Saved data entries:
* * *
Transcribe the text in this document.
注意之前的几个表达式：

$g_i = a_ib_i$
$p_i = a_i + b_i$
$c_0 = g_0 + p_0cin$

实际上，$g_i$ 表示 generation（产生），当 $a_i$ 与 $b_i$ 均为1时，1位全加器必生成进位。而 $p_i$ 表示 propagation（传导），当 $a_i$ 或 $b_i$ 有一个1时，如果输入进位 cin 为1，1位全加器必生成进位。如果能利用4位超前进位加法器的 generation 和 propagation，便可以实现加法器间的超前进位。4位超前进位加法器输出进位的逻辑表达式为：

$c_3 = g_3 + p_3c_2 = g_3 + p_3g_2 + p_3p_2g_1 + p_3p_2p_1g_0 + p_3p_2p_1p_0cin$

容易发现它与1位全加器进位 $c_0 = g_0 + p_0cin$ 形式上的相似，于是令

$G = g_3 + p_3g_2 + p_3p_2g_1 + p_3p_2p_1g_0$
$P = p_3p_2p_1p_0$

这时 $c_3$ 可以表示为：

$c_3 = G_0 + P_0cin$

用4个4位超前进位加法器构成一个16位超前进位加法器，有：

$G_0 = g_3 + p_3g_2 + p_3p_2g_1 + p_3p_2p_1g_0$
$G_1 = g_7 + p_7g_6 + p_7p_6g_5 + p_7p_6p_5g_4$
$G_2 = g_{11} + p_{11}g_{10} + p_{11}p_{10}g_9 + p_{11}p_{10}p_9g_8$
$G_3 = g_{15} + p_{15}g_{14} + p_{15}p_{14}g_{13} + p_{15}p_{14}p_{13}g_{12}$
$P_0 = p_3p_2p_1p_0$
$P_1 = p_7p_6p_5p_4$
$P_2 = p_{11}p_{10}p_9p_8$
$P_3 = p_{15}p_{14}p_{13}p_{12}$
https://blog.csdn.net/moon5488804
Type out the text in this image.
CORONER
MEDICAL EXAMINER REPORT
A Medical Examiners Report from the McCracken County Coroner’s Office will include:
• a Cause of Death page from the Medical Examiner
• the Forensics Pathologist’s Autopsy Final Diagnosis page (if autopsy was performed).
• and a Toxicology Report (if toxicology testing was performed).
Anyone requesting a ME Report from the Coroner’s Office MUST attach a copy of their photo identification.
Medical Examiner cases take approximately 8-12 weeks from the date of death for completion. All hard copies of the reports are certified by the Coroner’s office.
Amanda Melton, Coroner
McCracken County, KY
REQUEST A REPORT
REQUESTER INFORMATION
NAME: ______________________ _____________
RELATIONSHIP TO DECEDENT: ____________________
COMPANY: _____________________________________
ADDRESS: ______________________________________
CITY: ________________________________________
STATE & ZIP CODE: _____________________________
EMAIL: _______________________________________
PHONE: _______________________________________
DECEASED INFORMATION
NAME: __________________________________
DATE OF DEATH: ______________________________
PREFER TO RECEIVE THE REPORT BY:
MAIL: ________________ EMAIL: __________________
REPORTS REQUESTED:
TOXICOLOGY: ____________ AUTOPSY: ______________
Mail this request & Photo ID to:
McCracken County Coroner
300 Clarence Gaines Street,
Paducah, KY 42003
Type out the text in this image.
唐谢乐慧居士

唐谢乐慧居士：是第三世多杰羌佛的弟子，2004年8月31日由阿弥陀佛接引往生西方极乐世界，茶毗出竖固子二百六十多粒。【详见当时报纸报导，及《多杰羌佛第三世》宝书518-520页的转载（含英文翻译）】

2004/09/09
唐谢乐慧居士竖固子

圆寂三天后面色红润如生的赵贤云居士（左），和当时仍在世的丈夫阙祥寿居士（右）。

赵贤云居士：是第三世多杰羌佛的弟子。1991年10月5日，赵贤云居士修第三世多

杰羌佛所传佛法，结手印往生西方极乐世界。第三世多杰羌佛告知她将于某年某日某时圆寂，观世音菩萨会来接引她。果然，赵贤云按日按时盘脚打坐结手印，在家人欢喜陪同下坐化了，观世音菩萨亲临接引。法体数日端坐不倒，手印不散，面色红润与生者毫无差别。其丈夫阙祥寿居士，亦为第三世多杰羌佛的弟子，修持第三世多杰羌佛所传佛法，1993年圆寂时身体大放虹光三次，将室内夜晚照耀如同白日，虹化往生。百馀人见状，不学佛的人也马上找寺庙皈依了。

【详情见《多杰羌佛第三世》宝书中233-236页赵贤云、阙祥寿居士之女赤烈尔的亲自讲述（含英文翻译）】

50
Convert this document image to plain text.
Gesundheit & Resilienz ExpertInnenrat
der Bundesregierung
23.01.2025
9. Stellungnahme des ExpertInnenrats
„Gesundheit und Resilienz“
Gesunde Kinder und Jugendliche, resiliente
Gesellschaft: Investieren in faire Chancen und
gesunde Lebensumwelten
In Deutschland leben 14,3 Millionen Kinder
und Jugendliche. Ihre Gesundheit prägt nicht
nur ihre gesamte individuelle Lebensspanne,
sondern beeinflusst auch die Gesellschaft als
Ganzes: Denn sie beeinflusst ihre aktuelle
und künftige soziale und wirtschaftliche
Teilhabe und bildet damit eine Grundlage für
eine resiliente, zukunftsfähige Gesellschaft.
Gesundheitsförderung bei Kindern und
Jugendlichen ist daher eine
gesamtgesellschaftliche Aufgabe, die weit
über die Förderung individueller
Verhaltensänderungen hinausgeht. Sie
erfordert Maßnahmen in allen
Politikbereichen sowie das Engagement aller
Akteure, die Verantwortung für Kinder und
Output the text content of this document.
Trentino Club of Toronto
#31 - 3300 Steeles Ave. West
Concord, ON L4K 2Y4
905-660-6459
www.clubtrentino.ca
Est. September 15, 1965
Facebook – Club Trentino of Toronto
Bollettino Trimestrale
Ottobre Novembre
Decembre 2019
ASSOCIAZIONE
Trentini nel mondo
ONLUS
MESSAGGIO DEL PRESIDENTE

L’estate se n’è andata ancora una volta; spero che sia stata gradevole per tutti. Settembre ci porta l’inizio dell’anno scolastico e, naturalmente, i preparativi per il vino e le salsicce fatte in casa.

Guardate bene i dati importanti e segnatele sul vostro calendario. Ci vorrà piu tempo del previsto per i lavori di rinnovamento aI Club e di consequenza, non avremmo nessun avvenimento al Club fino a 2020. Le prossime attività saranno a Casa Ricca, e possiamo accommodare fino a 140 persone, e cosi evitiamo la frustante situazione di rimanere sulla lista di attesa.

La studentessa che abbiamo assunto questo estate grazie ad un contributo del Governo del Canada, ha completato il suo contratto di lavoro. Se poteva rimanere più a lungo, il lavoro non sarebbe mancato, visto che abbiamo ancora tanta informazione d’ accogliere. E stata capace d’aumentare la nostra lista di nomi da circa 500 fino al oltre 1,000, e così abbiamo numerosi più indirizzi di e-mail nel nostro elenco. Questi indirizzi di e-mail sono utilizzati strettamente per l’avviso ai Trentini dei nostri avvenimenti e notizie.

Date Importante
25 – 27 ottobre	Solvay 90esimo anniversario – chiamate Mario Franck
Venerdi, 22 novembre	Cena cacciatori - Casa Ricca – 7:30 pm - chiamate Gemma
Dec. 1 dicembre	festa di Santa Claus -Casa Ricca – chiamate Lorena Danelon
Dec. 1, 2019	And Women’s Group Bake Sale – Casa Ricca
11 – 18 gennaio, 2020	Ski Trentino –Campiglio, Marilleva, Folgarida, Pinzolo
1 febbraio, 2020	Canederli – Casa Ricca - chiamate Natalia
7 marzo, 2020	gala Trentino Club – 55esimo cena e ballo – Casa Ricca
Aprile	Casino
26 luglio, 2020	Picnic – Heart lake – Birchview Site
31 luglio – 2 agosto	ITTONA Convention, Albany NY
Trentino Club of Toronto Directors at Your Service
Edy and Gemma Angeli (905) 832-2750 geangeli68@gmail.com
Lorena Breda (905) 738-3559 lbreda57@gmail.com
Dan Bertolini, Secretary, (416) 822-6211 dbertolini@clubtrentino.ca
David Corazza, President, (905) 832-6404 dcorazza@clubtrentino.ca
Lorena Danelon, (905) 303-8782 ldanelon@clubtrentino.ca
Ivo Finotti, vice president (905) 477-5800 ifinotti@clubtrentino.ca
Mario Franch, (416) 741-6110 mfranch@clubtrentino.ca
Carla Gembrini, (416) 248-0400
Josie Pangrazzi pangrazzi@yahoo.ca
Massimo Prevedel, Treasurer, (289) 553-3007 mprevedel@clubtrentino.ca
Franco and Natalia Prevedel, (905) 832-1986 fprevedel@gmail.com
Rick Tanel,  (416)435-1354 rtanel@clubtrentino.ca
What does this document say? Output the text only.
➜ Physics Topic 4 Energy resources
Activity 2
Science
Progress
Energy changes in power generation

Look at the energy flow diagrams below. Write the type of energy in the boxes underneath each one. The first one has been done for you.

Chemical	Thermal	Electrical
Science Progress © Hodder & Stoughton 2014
* * *
Given request — Look above for the line that holds "What does this", then copy it and each line after it exactly, through the last line of the data.

Final result —
What does this document say? Output the text only.
➜ Physics Topic 4 Energy resources
Activity 2
Science
Progress
Energy changes in power generation

Look at the energy flow diagrams below. Write the type of energy in the boxes underneath each one. The first one has been done for you.

Chemical	Thermal	Electrical
Science Progress © Hodder & Stoughton 2014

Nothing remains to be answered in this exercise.